→ **Task goal**
Select every line containing the word "JSON" from the material, and copy those lines.
══════════════════════════════
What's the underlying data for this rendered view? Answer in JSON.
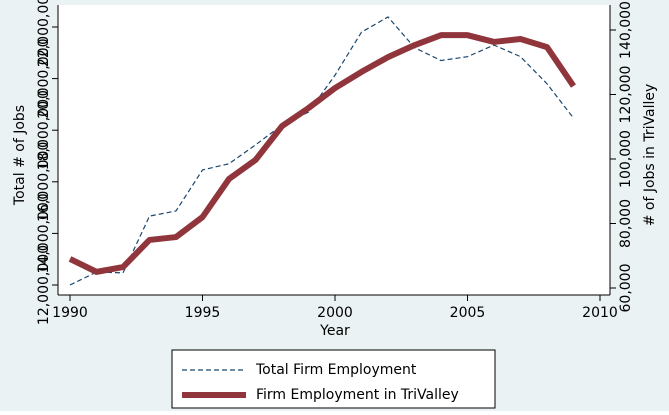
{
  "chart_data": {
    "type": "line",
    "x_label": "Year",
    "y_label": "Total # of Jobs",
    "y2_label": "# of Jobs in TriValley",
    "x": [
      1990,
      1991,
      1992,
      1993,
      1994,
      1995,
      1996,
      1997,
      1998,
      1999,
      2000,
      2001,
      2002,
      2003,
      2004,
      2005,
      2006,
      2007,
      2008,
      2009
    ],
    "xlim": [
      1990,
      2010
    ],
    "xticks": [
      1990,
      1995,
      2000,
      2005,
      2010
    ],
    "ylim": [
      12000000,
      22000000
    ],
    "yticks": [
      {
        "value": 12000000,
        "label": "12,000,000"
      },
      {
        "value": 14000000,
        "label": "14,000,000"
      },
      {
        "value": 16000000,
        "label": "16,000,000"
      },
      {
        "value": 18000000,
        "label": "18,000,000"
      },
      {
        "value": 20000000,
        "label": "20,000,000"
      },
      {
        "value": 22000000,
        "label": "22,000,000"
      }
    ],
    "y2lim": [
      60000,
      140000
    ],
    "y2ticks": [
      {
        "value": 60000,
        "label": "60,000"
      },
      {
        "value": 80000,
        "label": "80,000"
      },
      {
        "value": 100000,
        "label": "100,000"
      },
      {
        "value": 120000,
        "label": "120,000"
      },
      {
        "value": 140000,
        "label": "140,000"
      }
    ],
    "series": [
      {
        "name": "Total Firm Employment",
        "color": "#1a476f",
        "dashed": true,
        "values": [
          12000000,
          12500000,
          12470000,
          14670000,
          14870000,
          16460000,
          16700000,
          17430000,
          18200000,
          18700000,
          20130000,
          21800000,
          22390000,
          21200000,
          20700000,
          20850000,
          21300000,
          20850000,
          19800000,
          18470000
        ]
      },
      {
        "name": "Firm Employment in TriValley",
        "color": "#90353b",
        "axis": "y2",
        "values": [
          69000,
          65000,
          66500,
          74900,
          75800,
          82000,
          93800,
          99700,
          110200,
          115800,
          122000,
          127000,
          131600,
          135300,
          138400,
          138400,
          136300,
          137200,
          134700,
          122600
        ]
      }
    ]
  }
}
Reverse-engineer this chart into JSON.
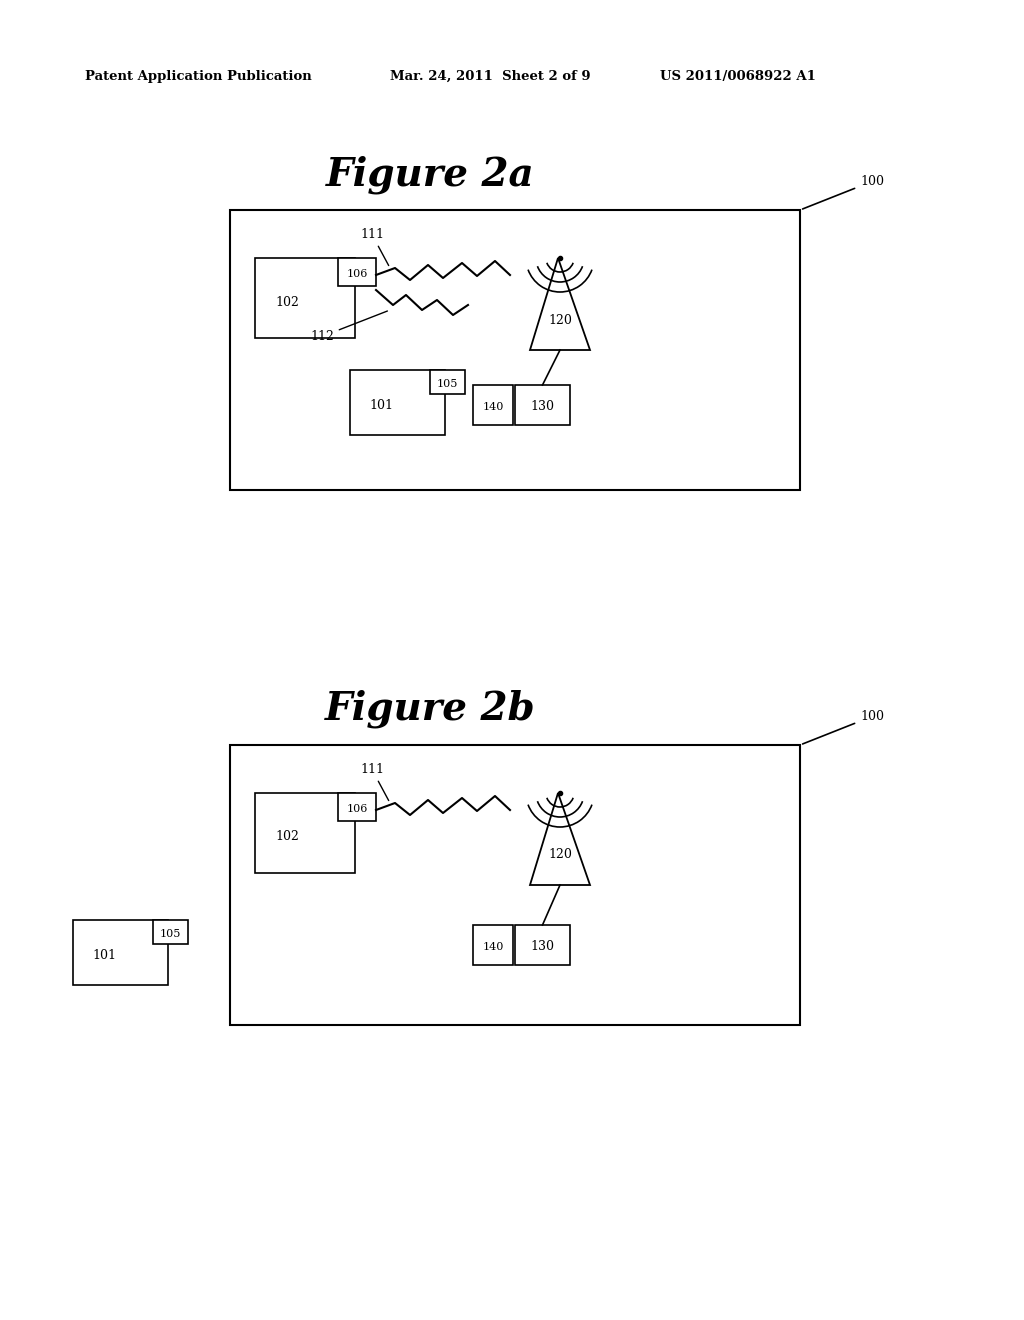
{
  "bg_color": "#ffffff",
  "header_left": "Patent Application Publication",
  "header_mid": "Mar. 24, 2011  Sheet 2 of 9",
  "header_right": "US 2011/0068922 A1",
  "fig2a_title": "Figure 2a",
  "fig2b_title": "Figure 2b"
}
══════════════════════════════
→ **The answer**
What's the underlying data for this rendered view? Answer in JSON.
Reverse-engineer this chart into JSON.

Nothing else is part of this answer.